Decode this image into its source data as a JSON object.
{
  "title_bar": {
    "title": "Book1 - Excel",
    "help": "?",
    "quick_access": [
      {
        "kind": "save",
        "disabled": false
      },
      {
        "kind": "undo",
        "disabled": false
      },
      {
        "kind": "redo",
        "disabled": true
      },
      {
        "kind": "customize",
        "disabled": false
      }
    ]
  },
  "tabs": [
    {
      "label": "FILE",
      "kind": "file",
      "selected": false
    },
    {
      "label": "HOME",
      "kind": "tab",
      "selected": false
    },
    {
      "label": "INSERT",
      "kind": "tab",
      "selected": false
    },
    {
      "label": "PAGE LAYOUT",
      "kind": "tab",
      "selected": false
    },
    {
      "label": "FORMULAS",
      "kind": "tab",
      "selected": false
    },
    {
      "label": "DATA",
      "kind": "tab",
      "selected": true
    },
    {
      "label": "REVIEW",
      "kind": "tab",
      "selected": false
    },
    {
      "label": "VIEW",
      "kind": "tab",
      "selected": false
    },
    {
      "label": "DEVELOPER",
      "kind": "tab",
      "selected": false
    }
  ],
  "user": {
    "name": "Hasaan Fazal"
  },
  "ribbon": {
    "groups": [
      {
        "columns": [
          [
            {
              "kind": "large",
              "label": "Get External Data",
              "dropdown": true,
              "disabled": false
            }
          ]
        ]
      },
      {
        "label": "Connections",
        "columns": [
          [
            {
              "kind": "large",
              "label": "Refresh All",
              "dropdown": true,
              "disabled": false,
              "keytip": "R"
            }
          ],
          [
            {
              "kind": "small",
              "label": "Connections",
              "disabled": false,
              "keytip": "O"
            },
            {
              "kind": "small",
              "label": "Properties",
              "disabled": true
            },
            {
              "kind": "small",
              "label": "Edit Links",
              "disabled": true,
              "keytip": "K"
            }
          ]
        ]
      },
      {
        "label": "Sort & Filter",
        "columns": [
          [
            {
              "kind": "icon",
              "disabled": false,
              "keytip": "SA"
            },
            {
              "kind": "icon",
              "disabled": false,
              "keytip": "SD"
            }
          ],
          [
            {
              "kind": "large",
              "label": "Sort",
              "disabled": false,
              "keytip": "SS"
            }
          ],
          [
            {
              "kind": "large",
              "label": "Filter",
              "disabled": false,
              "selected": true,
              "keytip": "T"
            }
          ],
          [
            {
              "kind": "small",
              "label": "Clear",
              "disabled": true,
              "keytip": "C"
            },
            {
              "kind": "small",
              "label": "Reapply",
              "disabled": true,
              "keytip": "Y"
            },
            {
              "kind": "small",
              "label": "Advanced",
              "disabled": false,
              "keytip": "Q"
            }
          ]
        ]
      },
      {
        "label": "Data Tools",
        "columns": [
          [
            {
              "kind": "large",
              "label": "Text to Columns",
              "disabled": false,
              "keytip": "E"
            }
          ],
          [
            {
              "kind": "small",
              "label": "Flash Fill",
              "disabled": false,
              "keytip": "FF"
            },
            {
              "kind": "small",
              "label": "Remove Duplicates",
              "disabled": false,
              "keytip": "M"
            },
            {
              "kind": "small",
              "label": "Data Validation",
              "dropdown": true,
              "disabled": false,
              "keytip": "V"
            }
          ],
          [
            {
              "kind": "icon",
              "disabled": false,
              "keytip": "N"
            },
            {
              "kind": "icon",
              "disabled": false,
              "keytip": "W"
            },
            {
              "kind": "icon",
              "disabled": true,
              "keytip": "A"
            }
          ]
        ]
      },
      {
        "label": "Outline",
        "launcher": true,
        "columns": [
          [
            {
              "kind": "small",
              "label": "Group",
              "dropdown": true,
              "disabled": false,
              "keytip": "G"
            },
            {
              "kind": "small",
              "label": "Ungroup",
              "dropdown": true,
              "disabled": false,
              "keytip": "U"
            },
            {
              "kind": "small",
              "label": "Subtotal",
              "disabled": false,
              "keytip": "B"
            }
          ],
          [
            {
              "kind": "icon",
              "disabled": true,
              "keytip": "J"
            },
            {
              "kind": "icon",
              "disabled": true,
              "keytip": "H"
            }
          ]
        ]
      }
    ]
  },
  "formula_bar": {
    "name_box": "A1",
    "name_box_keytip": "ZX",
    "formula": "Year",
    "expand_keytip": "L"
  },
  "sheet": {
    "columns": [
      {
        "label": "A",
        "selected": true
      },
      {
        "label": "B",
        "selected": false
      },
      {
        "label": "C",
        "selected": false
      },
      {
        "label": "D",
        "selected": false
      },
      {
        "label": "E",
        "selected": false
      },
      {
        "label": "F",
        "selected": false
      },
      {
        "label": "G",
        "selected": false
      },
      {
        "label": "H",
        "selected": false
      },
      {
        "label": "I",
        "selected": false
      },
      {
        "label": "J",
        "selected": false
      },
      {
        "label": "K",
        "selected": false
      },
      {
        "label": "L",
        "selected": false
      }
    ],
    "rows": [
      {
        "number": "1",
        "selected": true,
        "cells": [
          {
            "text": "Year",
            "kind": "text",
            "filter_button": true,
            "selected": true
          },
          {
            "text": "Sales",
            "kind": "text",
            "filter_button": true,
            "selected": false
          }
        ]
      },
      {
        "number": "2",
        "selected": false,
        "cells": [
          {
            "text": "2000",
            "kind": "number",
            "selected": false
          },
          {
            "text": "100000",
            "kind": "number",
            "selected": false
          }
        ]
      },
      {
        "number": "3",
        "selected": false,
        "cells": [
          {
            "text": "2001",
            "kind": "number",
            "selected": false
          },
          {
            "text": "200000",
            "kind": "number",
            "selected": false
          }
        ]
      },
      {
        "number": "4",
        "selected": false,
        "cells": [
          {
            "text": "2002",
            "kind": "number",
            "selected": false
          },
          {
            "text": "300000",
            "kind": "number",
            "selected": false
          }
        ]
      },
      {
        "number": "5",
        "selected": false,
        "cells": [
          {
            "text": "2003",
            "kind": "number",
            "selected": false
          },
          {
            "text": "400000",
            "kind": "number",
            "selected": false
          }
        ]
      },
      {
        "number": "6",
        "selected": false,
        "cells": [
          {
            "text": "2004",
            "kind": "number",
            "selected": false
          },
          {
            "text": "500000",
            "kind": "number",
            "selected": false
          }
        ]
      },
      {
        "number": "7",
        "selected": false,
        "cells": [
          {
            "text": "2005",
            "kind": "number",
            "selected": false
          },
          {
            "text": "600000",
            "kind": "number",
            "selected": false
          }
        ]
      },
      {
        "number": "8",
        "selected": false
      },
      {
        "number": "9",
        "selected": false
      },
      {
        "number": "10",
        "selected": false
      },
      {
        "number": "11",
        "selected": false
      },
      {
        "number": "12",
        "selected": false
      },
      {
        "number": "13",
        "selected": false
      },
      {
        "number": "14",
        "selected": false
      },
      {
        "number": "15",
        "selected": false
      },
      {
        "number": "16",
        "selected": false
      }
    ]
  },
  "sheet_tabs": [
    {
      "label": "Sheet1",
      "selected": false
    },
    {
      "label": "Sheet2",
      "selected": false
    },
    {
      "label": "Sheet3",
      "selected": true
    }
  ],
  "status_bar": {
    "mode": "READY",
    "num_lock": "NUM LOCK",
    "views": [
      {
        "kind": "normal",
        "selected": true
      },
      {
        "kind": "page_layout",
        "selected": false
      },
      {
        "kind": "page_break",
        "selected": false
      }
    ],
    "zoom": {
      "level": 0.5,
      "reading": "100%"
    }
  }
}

---+---

All of the data above should be transcribed exactly.

Decode this image into its source data as a JSON object.
{
  "title_bar": {
    "title": "Book1 - Excel",
    "help": "?",
    "quick_access": [
      {
        "kind": "save",
        "disabled": false
      },
      {
        "kind": "undo",
        "disabled": false
      },
      {
        "kind": "redo",
        "disabled": true
      },
      {
        "kind": "customize",
        "disabled": false
      }
    ]
  },
  "tabs": [
    {
      "label": "FILE",
      "kind": "file",
      "selected": false
    },
    {
      "label": "HOME",
      "kind": "tab",
      "selected": false
    },
    {
      "label": "INSERT",
      "kind": "tab",
      "selected": false
    },
    {
      "label": "PAGE LAYOUT",
      "kind": "tab",
      "selected": false
    },
    {
      "label": "FORMULAS",
      "kind": "tab",
      "selected": false
    },
    {
      "label": "DATA",
      "kind": "tab",
      "selected": true
    },
    {
      "label": "REVIEW",
      "kind": "tab",
      "selected": false
    },
    {
      "label": "VIEW",
      "kind": "tab",
      "selected": false
    },
    {
      "label": "DEVELOPER",
      "kind": "tab",
      "selected": false
    }
  ],
  "user": {
    "name": "Hasaan Fazal"
  },
  "ribbon": {
    "groups": [
      {
        "columns": [
          [
            {
              "kind": "large",
              "label": "Get External Data",
              "dropdown": true,
              "disabled": false
            }
          ]
        ]
      },
      {
        "label": "Connections",
        "columns": [
          [
            {
              "kind": "large",
              "label": "Refresh All",
              "dropdown": true,
              "disabled": false,
              "keytip": "R"
            }
          ],
          [
            {
              "kind": "small",
              "label": "Connections",
              "disabled": false,
              "keytip": "O"
            },
            {
              "kind": "small",
              "label": "Properties",
              "disabled": true
            },
            {
              "kind": "small",
              "label": "Edit Links",
              "disabled": true,
              "keytip": "K"
            }
          ]
        ]
      },
      {
        "label": "Sort & Filter",
        "columns": [
          [
            {
              "kind": "icon",
              "disabled": false,
              "keytip": "SA"
            },
            {
              "kind": "icon",
              "disabled": false,
              "keytip": "SD"
            }
          ],
          [
            {
              "kind": "large",
              "label": "Sort",
              "disabled": false,
              "keytip": "SS"
            }
          ],
          [
            {
              "kind": "large",
              "label": "Filter",
              "disabled": false,
              "selected": true,
              "keytip": "T"
            }
          ],
          [
            {
              "kind": "small",
              "label": "Clear",
              "disabled": true,
              "keytip": "C"
            },
            {
              "kind": "small",
              "label": "Reapply",
              "disabled": true,
              "keytip": "Y"
            },
            {
              "kind": "small",
              "label": "Advanced",
              "disabled": false,
              "keytip": "Q"
            }
          ]
        ]
      },
      {
        "label": "Data Tools",
        "columns": [
          [
            {
              "kind": "large",
              "label": "Text to Columns",
              "disabled": false,
              "keytip": "E"
            }
          ],
          [
            {
              "kind": "small",
              "label": "Flash Fill",
              "disabled": false,
              "keytip": "FF"
            },
            {
              "kind": "small",
              "label": "Remove Duplicates",
              "disabled": false,
              "keytip": "M"
            },
            {
              "kind": "small",
              "label": "Data Validation",
              "dropdown": true,
              "disabled": false,
              "keytip": "V"
            }
          ],
          [
            {
              "kind": "icon",
              "disabled": false,
              "keytip": "N"
            },
            {
              "kind": "icon",
              "disabled": false,
              "keytip": "W"
            },
            {
              "kind": "icon",
              "disabled": true,
              "keytip": "A"
            }
          ]
        ]
      },
      {
        "label": "Outline",
        "launcher": true,
        "columns": [
          [
            {
              "kind": "small",
              "label": "Group",
              "dropdown": true,
              "disabled": false,
              "keytip": "G"
            },
            {
              "kind": "small",
              "label": "Ungroup",
              "dropdown": true,
              "disabled": false,
              "keytip": "U"
            },
            {
              "kind": "small",
              "label": "Subtotal",
              "disabled": false,
              "keytip": "B"
            }
          ],
          [
            {
              "kind": "icon",
              "disabled": true,
              "keytip": "J"
            },
            {
              "kind": "icon",
              "disabled": true,
              "keytip": "H"
            }
          ]
        ]
      }
    ]
  },
  "formula_bar": {
    "name_box": "A1",
    "name_box_keytip": "ZX",
    "formula": "Year",
    "expand_keytip": "L"
  },
  "sheet": {
    "columns": [
      {
        "label": "A",
        "selected": true
      },
      {
        "label": "B",
        "selected": false
      },
      {
        "label": "C",
        "selected": false
      },
      {
        "label": "D",
        "selected": false
      },
      {
        "label": "E",
        "selected": false
      },
      {
        "label": "F",
        "selected": false
      },
      {
        "label": "G",
        "selected": false
      },
      {
        "label": "H",
        "selected": false
      },
      {
        "label": "I",
        "selected": false
      },
      {
        "label": "J",
        "selected": false
      },
      {
        "label": "K",
        "selected": false
      },
      {
        "label": "L",
        "selected": false
      }
    ],
    "rows": [
      {
        "number": "1",
        "selected": true,
        "cells": [
          {
            "text": "Year",
            "kind": "text",
            "filter_button": true,
            "selected": true
          },
          {
            "text": "Sales",
            "kind": "text",
            "filter_button": true,
            "selected": false
          }
        ]
      },
      {
        "number": "2",
        "selected": false,
        "cells": [
          {
            "text": "2000",
            "kind": "number",
            "selected": false
          },
          {
            "text": "100000",
            "kind": "number",
            "selected": false
          }
        ]
      },
      {
        "number": "3",
        "selected": false,
        "cells": [
          {
            "text": "2001",
            "kind": "number",
            "selected": false
          },
          {
            "text": "200000",
            "kind": "number",
            "selected": false
          }
        ]
      },
      {
        "number": "4",
        "selected": false,
        "cells": [
          {
            "text": "2002",
            "kind": "number",
            "selected": false
          },
          {
            "text": "300000",
            "kind": "number",
            "selected": false
          }
        ]
      },
      {
        "number": "5",
        "selected": false,
        "cells": [
          {
            "text": "2003",
            "kind": "number",
            "selected": false
          },
          {
            "text": "400000",
            "kind": "number",
            "selected": false
          }
        ]
      },
      {
        "number": "6",
        "selected": false,
        "cells": [
          {
            "text": "2004",
            "kind": "number",
            "selected": false
          },
          {
            "text": "500000",
            "kind": "number",
            "selected": false
          }
        ]
      },
      {
        "number": "7",
        "selected": false,
        "cells": [
          {
            "text": "2005",
            "kind": "number",
            "selected": false
          },
          {
            "text": "600000",
            "kind": "number",
            "selected": false
          }
        ]
      },
      {
        "number": "8",
        "selected": false
      },
      {
        "number": "9",
        "selected": false
      },
      {
        "number": "10",
        "selected": false
      },
      {
        "number": "11",
        "selected": false
      },
      {
        "number": "12",
        "selected": false
      },
      {
        "number": "13",
        "selected": false
      },
      {
        "number": "14",
        "selected": false
      },
      {
        "number": "15",
        "selected": false
      },
      {
        "number": "16",
        "selected": false
      }
    ]
  },
  "sheet_tabs": [
    {
      "label": "Sheet1",
      "selected": false
    },
    {
      "label": "Sheet2",
      "selected": false
    },
    {
      "label": "Sheet3",
      "selected": true
    }
  ],
  "status_bar": {
    "mode": "READY",
    "num_lock": "NUM LOCK",
    "views": [
      {
        "kind": "normal",
        "selected": true
      },
      {
        "kind": "page_layout",
        "selected": false
      },
      {
        "kind": "page_break",
        "selected": false
      }
    ],
    "zoom": {
      "level": 0.5,
      "reading": "100%"
    }
  }
}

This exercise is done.